*EXERCISE DESCRIPTION*
Output all the material that follows, exactly as given.

━━━━━ PROVIDED INFORMATION

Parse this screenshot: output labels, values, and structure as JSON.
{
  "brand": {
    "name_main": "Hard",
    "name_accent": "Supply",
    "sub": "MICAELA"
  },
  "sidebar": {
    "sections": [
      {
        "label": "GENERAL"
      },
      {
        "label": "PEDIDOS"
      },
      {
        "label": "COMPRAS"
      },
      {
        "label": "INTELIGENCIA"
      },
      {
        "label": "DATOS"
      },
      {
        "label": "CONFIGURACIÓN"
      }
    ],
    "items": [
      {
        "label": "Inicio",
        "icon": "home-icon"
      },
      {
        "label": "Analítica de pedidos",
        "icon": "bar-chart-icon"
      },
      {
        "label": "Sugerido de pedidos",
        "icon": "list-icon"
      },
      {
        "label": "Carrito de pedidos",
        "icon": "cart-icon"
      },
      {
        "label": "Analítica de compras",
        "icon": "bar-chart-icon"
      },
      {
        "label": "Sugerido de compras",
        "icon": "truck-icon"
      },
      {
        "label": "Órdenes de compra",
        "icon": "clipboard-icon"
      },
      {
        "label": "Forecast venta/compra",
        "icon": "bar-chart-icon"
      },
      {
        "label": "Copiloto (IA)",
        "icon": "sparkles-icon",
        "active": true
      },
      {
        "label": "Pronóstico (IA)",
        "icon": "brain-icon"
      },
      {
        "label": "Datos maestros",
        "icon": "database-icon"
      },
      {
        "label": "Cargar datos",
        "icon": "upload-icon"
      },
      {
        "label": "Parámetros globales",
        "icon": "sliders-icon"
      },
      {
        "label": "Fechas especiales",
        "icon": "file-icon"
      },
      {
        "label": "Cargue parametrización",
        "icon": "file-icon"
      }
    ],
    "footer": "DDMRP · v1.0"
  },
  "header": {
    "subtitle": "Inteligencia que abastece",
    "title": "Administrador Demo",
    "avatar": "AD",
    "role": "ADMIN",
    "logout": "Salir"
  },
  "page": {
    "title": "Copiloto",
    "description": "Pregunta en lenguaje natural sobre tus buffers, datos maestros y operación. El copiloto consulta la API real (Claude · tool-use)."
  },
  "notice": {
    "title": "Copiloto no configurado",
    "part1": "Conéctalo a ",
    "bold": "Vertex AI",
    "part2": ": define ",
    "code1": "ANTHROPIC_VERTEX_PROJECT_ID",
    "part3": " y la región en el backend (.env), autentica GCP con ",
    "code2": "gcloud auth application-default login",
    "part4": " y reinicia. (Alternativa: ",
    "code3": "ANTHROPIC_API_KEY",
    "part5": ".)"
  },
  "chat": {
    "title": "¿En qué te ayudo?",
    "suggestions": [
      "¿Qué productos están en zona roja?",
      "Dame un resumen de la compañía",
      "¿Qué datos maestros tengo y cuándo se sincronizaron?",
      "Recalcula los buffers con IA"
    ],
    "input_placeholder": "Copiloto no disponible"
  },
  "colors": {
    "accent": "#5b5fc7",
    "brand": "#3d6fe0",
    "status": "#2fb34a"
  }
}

━━━━━━━━━━

*EXPECTED OUTPUT*
Parse this screenshot: output labels, values, and structure as JSON.
{
  "brand": {
    "name_main": "Hard",
    "name_accent": "Supply",
    "sub": "MICAELA"
  },
  "sidebar": {
    "sections": [
      {
        "label": "GENERAL"
      },
      {
        "label": "PEDIDOS"
      },
      {
        "label": "COMPRAS"
      },
      {
        "label": "INTELIGENCIA"
      },
      {
        "label": "DATOS"
      },
      {
        "label": "CONFIGURACIÓN"
      }
    ],
    "items": [
      {
        "label": "Inicio",
        "icon": "home-icon"
      },
      {
        "label": "Analítica de pedidos",
        "icon": "bar-chart-icon"
      },
      {
        "label": "Sugerido de pedidos",
        "icon": "list-icon"
      },
      {
        "label": "Carrito de pedidos",
        "icon": "cart-icon"
      },
      {
        "label": "Analítica de compras",
        "icon": "bar-chart-icon"
      },
      {
        "label": "Sugerido de compras",
        "icon": "truck-icon"
      },
      {
        "label": "Órdenes de compra",
        "icon": "clipboard-icon"
      },
      {
        "label": "Forecast venta/compra",
        "icon": "bar-chart-icon"
      },
      {
        "label": "Copiloto (IA)",
        "icon": "sparkles-icon",
        "active": true
      },
      {
        "label": "Pronóstico (IA)",
        "icon": "brain-icon"
      },
      {
        "label": "Datos maestros",
        "icon": "database-icon"
      },
      {
        "label": "Cargar datos",
        "icon": "upload-icon"
      },
      {
        "label": "Parámetros globales",
        "icon": "sliders-icon"
      },
      {
        "label": "Fechas especiales",
        "icon": "file-icon"
      },
      {
        "label": "Cargue parametrización",
        "icon": "file-icon"
      }
    ],
    "footer": "DDMRP · v1.0"
  },
  "header": {
    "subtitle": "Inteligencia que abastece",
    "title": "Administrador Demo",
    "avatar": "AD",
    "role": "ADMIN",
    "logout": "Salir"
  },
  "page": {
    "title": "Copiloto",
    "description": "Pregunta en lenguaje natural sobre tus buffers, datos maestros y operación. El copiloto consulta la API real (Claude · tool-use)."
  },
  "notice": {
    "title": "Copiloto no configurado",
    "part1": "Conéctalo a ",
    "bold": "Vertex AI",
    "part2": ": define ",
    "code1": "ANTHROPIC_VERTEX_PROJECT_ID",
    "part3": " y la región en el backend (.env), autentica GCP con ",
    "code2": "gcloud auth application-default login",
    "part4": " y reinicia. (Alternativa: ",
    "code3": "ANTHROPIC_API_KEY",
    "part5": ".)"
  },
  "chat": {
    "title": "¿En qué te ayudo?",
    "suggestions": [
      "¿Qué productos están en zona roja?",
      "Dame un resumen de la compañía",
      "¿Qué datos maestros tengo y cuándo se sincronizaron?",
      "Recalcula los buffers con IA"
    ],
    "input_placeholder": "Copiloto no disponible"
  },
  "colors": {
    "accent": "#5b5fc7",
    "brand": "#3d6fe0",
    "status": "#2fb34a"
  }
}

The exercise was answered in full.